***** RECORD EXTRACTS *****

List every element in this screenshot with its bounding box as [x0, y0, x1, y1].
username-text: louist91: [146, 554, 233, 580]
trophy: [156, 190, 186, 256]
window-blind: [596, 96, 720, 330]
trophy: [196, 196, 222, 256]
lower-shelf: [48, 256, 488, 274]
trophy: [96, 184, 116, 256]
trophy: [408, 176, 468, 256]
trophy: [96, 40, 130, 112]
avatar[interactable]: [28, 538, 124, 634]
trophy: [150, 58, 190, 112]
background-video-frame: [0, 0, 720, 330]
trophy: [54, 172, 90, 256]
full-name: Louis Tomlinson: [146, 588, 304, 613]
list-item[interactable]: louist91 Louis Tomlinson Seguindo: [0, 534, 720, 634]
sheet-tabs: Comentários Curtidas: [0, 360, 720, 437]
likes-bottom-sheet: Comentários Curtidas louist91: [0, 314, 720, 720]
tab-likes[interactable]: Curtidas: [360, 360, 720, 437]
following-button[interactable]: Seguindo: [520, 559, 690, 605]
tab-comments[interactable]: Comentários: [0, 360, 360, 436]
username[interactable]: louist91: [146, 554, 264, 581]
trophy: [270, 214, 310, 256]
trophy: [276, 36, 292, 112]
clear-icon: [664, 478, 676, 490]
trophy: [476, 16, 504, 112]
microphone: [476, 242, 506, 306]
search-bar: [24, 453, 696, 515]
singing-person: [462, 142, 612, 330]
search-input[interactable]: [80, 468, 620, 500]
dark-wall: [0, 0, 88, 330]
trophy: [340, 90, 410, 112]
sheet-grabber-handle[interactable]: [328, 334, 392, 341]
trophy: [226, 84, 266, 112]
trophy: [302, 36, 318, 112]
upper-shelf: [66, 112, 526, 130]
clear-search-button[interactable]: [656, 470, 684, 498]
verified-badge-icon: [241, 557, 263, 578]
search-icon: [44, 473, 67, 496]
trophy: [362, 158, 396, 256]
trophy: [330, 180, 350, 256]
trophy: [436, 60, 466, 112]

*****

Copy each of the items above line for line, with no changes.

List every element in this screenshot with its bounding box as [x0, y0, x1, y1].
username-text: louist91: [146, 554, 233, 580]
trophy: [156, 190, 186, 256]
window-blind: [596, 96, 720, 330]
trophy: [196, 196, 222, 256]
lower-shelf: [48, 256, 488, 274]
trophy: [96, 184, 116, 256]
trophy: [408, 176, 468, 256]
trophy: [96, 40, 130, 112]
avatar[interactable]: [28, 538, 124, 634]
trophy: [150, 58, 190, 112]
background-video-frame: [0, 0, 720, 330]
trophy: [54, 172, 90, 256]
full-name: Louis Tomlinson: [146, 588, 304, 613]
list-item[interactable]: louist91 Louis Tomlinson Seguindo: [0, 534, 720, 634]
sheet-tabs: Comentários Curtidas: [0, 360, 720, 437]
likes-bottom-sheet: Comentários Curtidas louist91: [0, 314, 720, 720]
tab-likes[interactable]: Curtidas: [360, 360, 720, 437]
following-button[interactable]: Seguindo: [520, 559, 690, 605]
tab-comments[interactable]: Comentários: [0, 360, 360, 436]
username[interactable]: louist91: [146, 554, 264, 581]
trophy: [270, 214, 310, 256]
trophy: [276, 36, 292, 112]
clear-icon: [664, 478, 676, 490]
trophy: [476, 16, 504, 112]
microphone: [476, 242, 506, 306]
search-bar: [24, 453, 696, 515]
singing-person: [462, 142, 612, 330]
search-input[interactable]: [80, 468, 620, 500]
dark-wall: [0, 0, 88, 330]
trophy: [340, 90, 410, 112]
sheet-grabber-handle[interactable]: [328, 334, 392, 341]
trophy: [226, 84, 266, 112]
trophy: [302, 36, 318, 112]
upper-shelf: [66, 112, 526, 130]
clear-search-button[interactable]: [656, 470, 684, 498]
verified-badge-icon: [241, 557, 263, 578]
search-icon: [44, 473, 67, 496]
trophy: [362, 158, 396, 256]
trophy: [330, 180, 350, 256]
trophy: [436, 60, 466, 112]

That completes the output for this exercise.